**WORK TO COMPLETE**
Starting at the line that contains "Read this page and output its text content.", print every remaining line of the entries, unchanged, and output nothing more.

(Stored records)
════════

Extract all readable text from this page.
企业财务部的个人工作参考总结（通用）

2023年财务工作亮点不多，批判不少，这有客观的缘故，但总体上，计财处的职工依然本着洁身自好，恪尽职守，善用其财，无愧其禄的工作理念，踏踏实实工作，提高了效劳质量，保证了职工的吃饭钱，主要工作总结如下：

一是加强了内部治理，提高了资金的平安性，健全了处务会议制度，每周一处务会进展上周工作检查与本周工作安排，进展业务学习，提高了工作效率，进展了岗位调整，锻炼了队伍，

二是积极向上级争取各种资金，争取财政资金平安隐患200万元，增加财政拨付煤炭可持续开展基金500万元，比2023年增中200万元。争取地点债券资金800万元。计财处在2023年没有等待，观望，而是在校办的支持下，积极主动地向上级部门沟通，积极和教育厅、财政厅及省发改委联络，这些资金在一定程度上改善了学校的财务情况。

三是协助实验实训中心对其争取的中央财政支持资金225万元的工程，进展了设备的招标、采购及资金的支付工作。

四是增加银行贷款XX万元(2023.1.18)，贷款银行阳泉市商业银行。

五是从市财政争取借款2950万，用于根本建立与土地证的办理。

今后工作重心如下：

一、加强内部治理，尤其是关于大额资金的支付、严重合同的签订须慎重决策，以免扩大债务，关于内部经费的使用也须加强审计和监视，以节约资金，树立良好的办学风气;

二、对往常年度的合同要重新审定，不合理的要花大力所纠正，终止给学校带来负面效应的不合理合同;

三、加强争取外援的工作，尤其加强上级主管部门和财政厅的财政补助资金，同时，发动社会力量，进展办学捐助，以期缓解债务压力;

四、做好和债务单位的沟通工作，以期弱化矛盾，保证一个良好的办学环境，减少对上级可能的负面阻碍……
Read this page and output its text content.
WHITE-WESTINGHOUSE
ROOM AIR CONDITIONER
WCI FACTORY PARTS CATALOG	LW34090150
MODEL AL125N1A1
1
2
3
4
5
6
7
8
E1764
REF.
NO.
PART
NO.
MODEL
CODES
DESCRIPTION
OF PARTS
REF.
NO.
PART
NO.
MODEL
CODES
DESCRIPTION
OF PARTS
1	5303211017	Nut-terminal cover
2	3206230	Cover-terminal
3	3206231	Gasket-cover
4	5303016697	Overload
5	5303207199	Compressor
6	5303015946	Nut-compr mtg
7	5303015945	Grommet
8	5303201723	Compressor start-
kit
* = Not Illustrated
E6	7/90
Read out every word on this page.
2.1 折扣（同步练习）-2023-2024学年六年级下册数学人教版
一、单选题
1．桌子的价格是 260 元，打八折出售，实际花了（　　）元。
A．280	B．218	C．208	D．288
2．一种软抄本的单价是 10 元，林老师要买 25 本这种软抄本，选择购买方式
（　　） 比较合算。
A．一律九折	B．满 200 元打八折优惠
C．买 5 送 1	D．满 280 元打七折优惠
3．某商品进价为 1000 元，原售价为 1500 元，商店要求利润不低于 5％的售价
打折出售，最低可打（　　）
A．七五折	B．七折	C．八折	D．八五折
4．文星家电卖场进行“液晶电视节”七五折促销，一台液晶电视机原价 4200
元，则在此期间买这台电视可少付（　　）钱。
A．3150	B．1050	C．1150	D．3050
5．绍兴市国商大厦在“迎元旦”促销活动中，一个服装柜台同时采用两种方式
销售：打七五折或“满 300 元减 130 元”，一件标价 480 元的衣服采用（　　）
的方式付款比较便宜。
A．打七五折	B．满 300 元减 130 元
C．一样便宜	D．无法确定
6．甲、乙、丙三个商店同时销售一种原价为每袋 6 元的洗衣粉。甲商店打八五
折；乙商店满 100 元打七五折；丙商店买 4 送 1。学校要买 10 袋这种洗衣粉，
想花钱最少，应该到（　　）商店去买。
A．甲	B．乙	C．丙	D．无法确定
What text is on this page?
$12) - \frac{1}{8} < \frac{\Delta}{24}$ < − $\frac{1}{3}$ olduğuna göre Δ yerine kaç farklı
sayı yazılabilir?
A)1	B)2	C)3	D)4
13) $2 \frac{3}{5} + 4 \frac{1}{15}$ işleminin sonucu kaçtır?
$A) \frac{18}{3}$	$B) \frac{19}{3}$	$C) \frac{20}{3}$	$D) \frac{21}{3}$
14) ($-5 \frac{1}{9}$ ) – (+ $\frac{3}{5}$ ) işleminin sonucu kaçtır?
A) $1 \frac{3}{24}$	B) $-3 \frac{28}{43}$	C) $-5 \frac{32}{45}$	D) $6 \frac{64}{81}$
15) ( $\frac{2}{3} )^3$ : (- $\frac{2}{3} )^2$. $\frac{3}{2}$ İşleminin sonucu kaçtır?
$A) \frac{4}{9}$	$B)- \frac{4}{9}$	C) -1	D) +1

════════

**THE OUTPUT**
Read this page and output its text content.
WHITE-WESTINGHOUSE
ROOM AIR CONDITIONER
WCI FACTORY PARTS CATALOG	LW34090150
MODEL AL125N1A1
1
2
3
4
5
6
7
8
E1764
REF.
NO.
PART
NO.
MODEL
CODES
DESCRIPTION
OF PARTS
REF.
NO.
PART
NO.
MODEL
CODES
DESCRIPTION
OF PARTS
1	5303211017	Nut-terminal cover
2	3206230	Cover-terminal
3	3206231	Gasket-cover
4	5303016697	Overload
5	5303207199	Compressor
6	5303015946	Nut-compr mtg
7	5303015945	Grommet
8	5303201723	Compressor start-
kit
* = Not Illustrated
E6	7/90
Read out every word on this page.
2.1 折扣（同步练习）-2023-2024学年六年级下册数学人教版
一、单选题
1．桌子的价格是 260 元，打八折出售，实际花了（　　）元。
A．280	B．218	C．208	D．288
2．一种软抄本的单价是 10 元，林老师要买 25 本这种软抄本，选择购买方式
（　　） 比较合算。
A．一律九折	B．满 200 元打八折优惠
C．买 5 送 1	D．满 280 元打七折优惠
3．某商品进价为 1000 元，原售价为 1500 元，商店要求利润不低于 5％的售价
打折出售，最低可打（　　）
A．七五折	B．七折	C．八折	D．八五折
4．文星家电卖场进行“液晶电视节”七五折促销，一台液晶电视机原价 4200
元，则在此期间买这台电视可少付（　　）钱。
A．3150	B．1050	C．1150	D．3050
5．绍兴市国商大厦在“迎元旦”促销活动中，一个服装柜台同时采用两种方式
销售：打七五折或“满 300 元减 130 元”，一件标价 480 元的衣服采用（　　）
的方式付款比较便宜。
A．打七五折	B．满 300 元减 130 元
C．一样便宜	D．无法确定
6．甲、乙、丙三个商店同时销售一种原价为每袋 6 元的洗衣粉。甲商店打八五
折；乙商店满 100 元打七五折；丙商店买 4 送 1。学校要买 10 袋这种洗衣粉，
想花钱最少，应该到（　　）商店去买。
A．甲	B．乙	C．丙	D．无法确定
What text is on this page?
$12) - \frac{1}{8} < \frac{\Delta}{24}$ < − $\frac{1}{3}$ olduğuna göre Δ yerine kaç farklı
sayı yazılabilir?
A)1	B)2	C)3	D)4
13) $2 \frac{3}{5} + 4 \frac{1}{15}$ işleminin sonucu kaçtır?
$A) \frac{18}{3}$	$B) \frac{19}{3}$	$C) \frac{20}{3}$	$D) \frac{21}{3}$
14) ($-5 \frac{1}{9}$ ) – (+ $\frac{3}{5}$ ) işleminin sonucu kaçtır?
A) $1 \frac{3}{24}$	B) $-3 \frac{28}{43}$	C) $-5 \frac{32}{45}$	D) $6 \frac{64}{81}$
15) ( $\frac{2}{3} )^3$ : (- $\frac{2}{3} )^2$. $\frac{3}{2}$ İşleminin sonucu kaçtır?
$A) \frac{4}{9}$	$B)- \frac{4}{9}$	C) -1	D) +1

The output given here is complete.